* _AIM_:
Provide an exact transcription of all the records.

* _TASK DATA_:
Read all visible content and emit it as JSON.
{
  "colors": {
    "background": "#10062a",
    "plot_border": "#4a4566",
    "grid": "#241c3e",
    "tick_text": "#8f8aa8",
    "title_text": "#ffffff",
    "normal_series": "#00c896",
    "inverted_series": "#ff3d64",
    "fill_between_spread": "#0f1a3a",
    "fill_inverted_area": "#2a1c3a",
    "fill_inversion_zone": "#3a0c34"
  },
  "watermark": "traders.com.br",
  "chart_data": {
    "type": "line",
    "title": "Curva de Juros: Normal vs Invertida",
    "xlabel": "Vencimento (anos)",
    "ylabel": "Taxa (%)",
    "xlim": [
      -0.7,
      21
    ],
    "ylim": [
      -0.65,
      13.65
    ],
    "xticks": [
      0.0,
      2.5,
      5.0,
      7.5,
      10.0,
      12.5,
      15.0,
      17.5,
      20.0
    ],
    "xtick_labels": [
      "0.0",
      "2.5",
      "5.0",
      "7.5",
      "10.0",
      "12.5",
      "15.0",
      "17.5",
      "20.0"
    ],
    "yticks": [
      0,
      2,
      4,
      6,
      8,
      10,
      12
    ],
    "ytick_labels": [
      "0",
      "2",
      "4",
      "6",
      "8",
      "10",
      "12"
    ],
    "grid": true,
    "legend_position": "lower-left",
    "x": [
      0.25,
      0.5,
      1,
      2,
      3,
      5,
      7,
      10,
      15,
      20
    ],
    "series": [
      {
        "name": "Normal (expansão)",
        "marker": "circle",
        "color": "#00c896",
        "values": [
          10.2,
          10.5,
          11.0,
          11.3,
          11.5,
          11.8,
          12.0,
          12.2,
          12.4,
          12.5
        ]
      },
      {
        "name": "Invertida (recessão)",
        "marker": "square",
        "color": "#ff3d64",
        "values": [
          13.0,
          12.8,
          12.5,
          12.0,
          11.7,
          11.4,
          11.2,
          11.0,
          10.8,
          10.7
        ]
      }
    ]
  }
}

* _SOLUTION TO THIS TASK_:
Read all visible content and emit it as JSON.
{
  "colors": {
    "background": "#10062a",
    "plot_border": "#4a4566",
    "grid": "#241c3e",
    "tick_text": "#8f8aa8",
    "title_text": "#ffffff",
    "normal_series": "#00c896",
    "inverted_series": "#ff3d64",
    "fill_between_spread": "#0f1a3a",
    "fill_inverted_area": "#2a1c3a",
    "fill_inversion_zone": "#3a0c34"
  },
  "watermark": "traders.com.br",
  "chart_data": {
    "type": "line",
    "title": "Curva de Juros: Normal vs Invertida",
    "xlabel": "Vencimento (anos)",
    "ylabel": "Taxa (%)",
    "xlim": [
      -0.7,
      21
    ],
    "ylim": [
      -0.65,
      13.65
    ],
    "xticks": [
      0.0,
      2.5,
      5.0,
      7.5,
      10.0,
      12.5,
      15.0,
      17.5,
      20.0
    ],
    "xtick_labels": [
      "0.0",
      "2.5",
      "5.0",
      "7.5",
      "10.0",
      "12.5",
      "15.0",
      "17.5",
      "20.0"
    ],
    "yticks": [
      0,
      2,
      4,
      6,
      8,
      10,
      12
    ],
    "ytick_labels": [
      "0",
      "2",
      "4",
      "6",
      "8",
      "10",
      "12"
    ],
    "grid": true,
    "legend_position": "lower-left",
    "x": [
      0.25,
      0.5,
      1,
      2,
      3,
      5,
      7,
      10,
      15,
      20
    ],
    "series": [
      {
        "name": "Normal (expansão)",
        "marker": "circle",
        "color": "#00c896",
        "values": [
          10.2,
          10.5,
          11.0,
          11.3,
          11.5,
          11.8,
          12.0,
          12.2,
          12.4,
          12.5
        ]
      },
      {
        "name": "Invertida (recessão)",
        "marker": "square",
        "color": "#ff3d64",
        "values": [
          13.0,
          12.8,
          12.5,
          12.0,
          11.7,
          11.4,
          11.2,
          11.0,
          10.8,
          10.7
        ]
      }
    ]
  }
}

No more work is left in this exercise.